EXERCISE:
Repeat each line of the material below exactly as it appears, minus any pictures.

--- BEGIN ---

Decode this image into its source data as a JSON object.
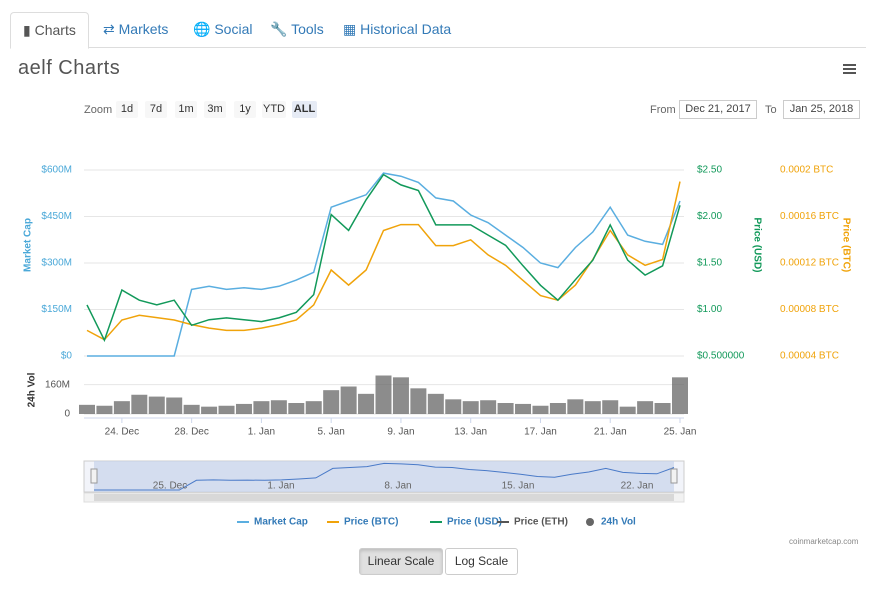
{
  "tabs": [
    "Charts",
    "Markets",
    "Social",
    "Tools",
    "Historical Data"
  ],
  "title": "aelf Charts",
  "range_selector": {
    "zoom_label": "Zoom",
    "buttons": [
      "1d",
      "7d",
      "1m",
      "3m",
      "1y",
      "YTD",
      "ALL"
    ],
    "active": "ALL",
    "from_label": "From",
    "from": "Dec 21, 2017",
    "to_label": "To",
    "to": "Jan 25, 2018"
  },
  "chart_data": {
    "type": "line",
    "categories": [
      null,
      null,
      "24. Dec",
      null,
      null,
      null,
      "28. Dec",
      null,
      null,
      null,
      "1. Jan",
      null,
      null,
      null,
      "5. Jan",
      null,
      null,
      null,
      "9. Jan",
      null,
      null,
      null,
      "13. Jan",
      null,
      null,
      null,
      "17. Jan",
      null,
      null,
      null,
      "21. Jan",
      null,
      null,
      null,
      "25. Jan"
    ],
    "series": [
      {
        "name": "Market Cap",
        "color": "#5aaee0",
        "axis": "y",
        "values": [
          0,
          0,
          0,
          0,
          0,
          0,
          215,
          225,
          215,
          220,
          215,
          225,
          245,
          270,
          480,
          500,
          520,
          590,
          580,
          560,
          510,
          500,
          455,
          430,
          390,
          350,
          300,
          285,
          350,
          400,
          480,
          390,
          370,
          360,
          500
        ]
      },
      {
        "name": "Price (BTC)",
        "color": "#f0a30a",
        "axis": "y3",
        "values": [
          6.2e-05,
          5.4e-05,
          7.1e-05,
          7.5e-05,
          7.3e-05,
          7.1e-05,
          6.7e-05,
          6.4e-05,
          6.2e-05,
          6.2e-05,
          6.4e-05,
          6.7e-05,
          7.1e-05,
          8.4e-05,
          0.000114,
          0.000101,
          0.000114,
          0.000148,
          0.000153,
          0.000153,
          0.000135,
          0.000135,
          0.00014,
          0.000127,
          0.000118,
          0.000105,
          9.2e-05,
          8.8e-05,
          0.000101,
          0.000123,
          0.000148,
          0.000127,
          0.000118,
          0.000123,
          0.00019
        ]
      },
      {
        "name": "Price (USD)",
        "color": "#12995a",
        "axis": "y2",
        "values": [
          1.05,
          0.67,
          1.21,
          1.1,
          1.05,
          1.1,
          0.83,
          0.89,
          0.91,
          0.89,
          0.87,
          0.91,
          0.97,
          1.16,
          2.02,
          1.85,
          2.18,
          2.45,
          2.34,
          2.28,
          1.91,
          1.91,
          1.91,
          1.8,
          1.69,
          1.47,
          1.26,
          1.1,
          1.32,
          1.53,
          1.91,
          1.53,
          1.37,
          1.47,
          2.12
        ]
      },
      {
        "name": "Price (ETH)",
        "color": "#555555",
        "hidden": true
      },
      {
        "name": "24h Vol",
        "color": "#666666",
        "axis": "y4",
        "kind": "column",
        "values": [
          50,
          45,
          70,
          105,
          95,
          90,
          50,
          40,
          45,
          55,
          70,
          75,
          60,
          70,
          130,
          150,
          110,
          210,
          200,
          140,
          110,
          80,
          70,
          75,
          60,
          55,
          45,
          60,
          80,
          70,
          75,
          40,
          70,
          60,
          200
        ]
      }
    ],
    "ylabel": "Market Cap",
    "ylim": [
      0,
      600
    ],
    "yticks": [
      {
        "value": 0,
        "label": "$0"
      },
      {
        "value": 150,
        "label": "$150M"
      },
      {
        "value": 300,
        "label": "$300M"
      },
      {
        "value": 450,
        "label": "$450M"
      },
      {
        "value": 600,
        "label": "$600M"
      }
    ],
    "y2label": "Price (USD)",
    "y2lim": [
      0.5,
      2.5
    ],
    "y2ticks": [
      {
        "value": 0.5,
        "label": "$0.500000"
      },
      {
        "value": 1,
        "label": "$1.00"
      },
      {
        "value": 1.5,
        "label": "$1.50"
      },
      {
        "value": 2,
        "label": "$2.00"
      },
      {
        "value": 2.5,
        "label": "$2.50"
      }
    ],
    "y3label": "Price (BTC)",
    "y3lim": [
      4e-05,
      0.0002
    ],
    "y3ticks": [
      {
        "value": 4e-05,
        "label": "0.00004 BTC"
      },
      {
        "value": 8e-05,
        "label": "0.00008 BTC"
      },
      {
        "value": 0.00012,
        "label": "0.00012 BTC"
      },
      {
        "value": 0.00016,
        "label": "0.00016 BTC"
      },
      {
        "value": 0.0002,
        "label": "0.0002 BTC"
      }
    ],
    "y4label": "24h Vol",
    "y4lim": [
      0,
      240
    ],
    "y4ticks": [
      0,
      {
        "value": 160,
        "label": "160M"
      }
    ],
    "grid": true,
    "legend": "bottom",
    "navigator_labels": [
      "25. Dec",
      "1. Jan",
      "8. Jan",
      "15. Jan",
      "22. Jan"
    ]
  },
  "credits": "coinmarketcap.com",
  "scale_buttons": [
    "Linear Scale",
    "Log Scale"
  ],
  "active_scale": "Linear Scale"
}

--- END ---

CORRECT ANSWER:
Decode this image into its source data as a JSON object.
{
  "tabs": [
    "Charts",
    "Markets",
    "Social",
    "Tools",
    "Historical Data"
  ],
  "title": "aelf Charts",
  "range_selector": {
    "zoom_label": "Zoom",
    "buttons": [
      "1d",
      "7d",
      "1m",
      "3m",
      "1y",
      "YTD",
      "ALL"
    ],
    "active": "ALL",
    "from_label": "From",
    "from": "Dec 21, 2017",
    "to_label": "To",
    "to": "Jan 25, 2018"
  },
  "chart_data": {
    "type": "line",
    "categories": [
      null,
      null,
      "24. Dec",
      null,
      null,
      null,
      "28. Dec",
      null,
      null,
      null,
      "1. Jan",
      null,
      null,
      null,
      "5. Jan",
      null,
      null,
      null,
      "9. Jan",
      null,
      null,
      null,
      "13. Jan",
      null,
      null,
      null,
      "17. Jan",
      null,
      null,
      null,
      "21. Jan",
      null,
      null,
      null,
      "25. Jan"
    ],
    "series": [
      {
        "name": "Market Cap",
        "color": "#5aaee0",
        "axis": "y",
        "values": [
          0,
          0,
          0,
          0,
          0,
          0,
          215,
          225,
          215,
          220,
          215,
          225,
          245,
          270,
          480,
          500,
          520,
          590,
          580,
          560,
          510,
          500,
          455,
          430,
          390,
          350,
          300,
          285,
          350,
          400,
          480,
          390,
          370,
          360,
          500
        ]
      },
      {
        "name": "Price (BTC)",
        "color": "#f0a30a",
        "axis": "y3",
        "values": [
          6.2e-05,
          5.4e-05,
          7.1e-05,
          7.5e-05,
          7.3e-05,
          7.1e-05,
          6.7e-05,
          6.4e-05,
          6.2e-05,
          6.2e-05,
          6.4e-05,
          6.7e-05,
          7.1e-05,
          8.4e-05,
          0.000114,
          0.000101,
          0.000114,
          0.000148,
          0.000153,
          0.000153,
          0.000135,
          0.000135,
          0.00014,
          0.000127,
          0.000118,
          0.000105,
          9.2e-05,
          8.8e-05,
          0.000101,
          0.000123,
          0.000148,
          0.000127,
          0.000118,
          0.000123,
          0.00019
        ]
      },
      {
        "name": "Price (USD)",
        "color": "#12995a",
        "axis": "y2",
        "values": [
          1.05,
          0.67,
          1.21,
          1.1,
          1.05,
          1.1,
          0.83,
          0.89,
          0.91,
          0.89,
          0.87,
          0.91,
          0.97,
          1.16,
          2.02,
          1.85,
          2.18,
          2.45,
          2.34,
          2.28,
          1.91,
          1.91,
          1.91,
          1.8,
          1.69,
          1.47,
          1.26,
          1.1,
          1.32,
          1.53,
          1.91,
          1.53,
          1.37,
          1.47,
          2.12
        ]
      },
      {
        "name": "Price (ETH)",
        "color": "#555555",
        "hidden": true
      },
      {
        "name": "24h Vol",
        "color": "#666666",
        "axis": "y4",
        "kind": "column",
        "values": [
          50,
          45,
          70,
          105,
          95,
          90,
          50,
          40,
          45,
          55,
          70,
          75,
          60,
          70,
          130,
          150,
          110,
          210,
          200,
          140,
          110,
          80,
          70,
          75,
          60,
          55,
          45,
          60,
          80,
          70,
          75,
          40,
          70,
          60,
          200
        ]
      }
    ],
    "ylabel": "Market Cap",
    "ylim": [
      0,
      600
    ],
    "yticks": [
      {
        "value": 0,
        "label": "$0"
      },
      {
        "value": 150,
        "label": "$150M"
      },
      {
        "value": 300,
        "label": "$300M"
      },
      {
        "value": 450,
        "label": "$450M"
      },
      {
        "value": 600,
        "label": "$600M"
      }
    ],
    "y2label": "Price (USD)",
    "y2lim": [
      0.5,
      2.5
    ],
    "y2ticks": [
      {
        "value": 0.5,
        "label": "$0.500000"
      },
      {
        "value": 1,
        "label": "$1.00"
      },
      {
        "value": 1.5,
        "label": "$1.50"
      },
      {
        "value": 2,
        "label": "$2.00"
      },
      {
        "value": 2.5,
        "label": "$2.50"
      }
    ],
    "y3label": "Price (BTC)",
    "y3lim": [
      4e-05,
      0.0002
    ],
    "y3ticks": [
      {
        "value": 4e-05,
        "label": "0.00004 BTC"
      },
      {
        "value": 8e-05,
        "label": "0.00008 BTC"
      },
      {
        "value": 0.00012,
        "label": "0.00012 BTC"
      },
      {
        "value": 0.00016,
        "label": "0.00016 BTC"
      },
      {
        "value": 0.0002,
        "label": "0.0002 BTC"
      }
    ],
    "y4label": "24h Vol",
    "y4lim": [
      0,
      240
    ],
    "y4ticks": [
      0,
      {
        "value": 160,
        "label": "160M"
      }
    ],
    "grid": true,
    "legend": "bottom",
    "navigator_labels": [
      "25. Dec",
      "1. Jan",
      "8. Jan",
      "15. Jan",
      "22. Jan"
    ]
  },
  "credits": "coinmarketcap.com",
  "scale_buttons": [
    "Linear Scale",
    "Log Scale"
  ],
  "active_scale": "Linear Scale"
}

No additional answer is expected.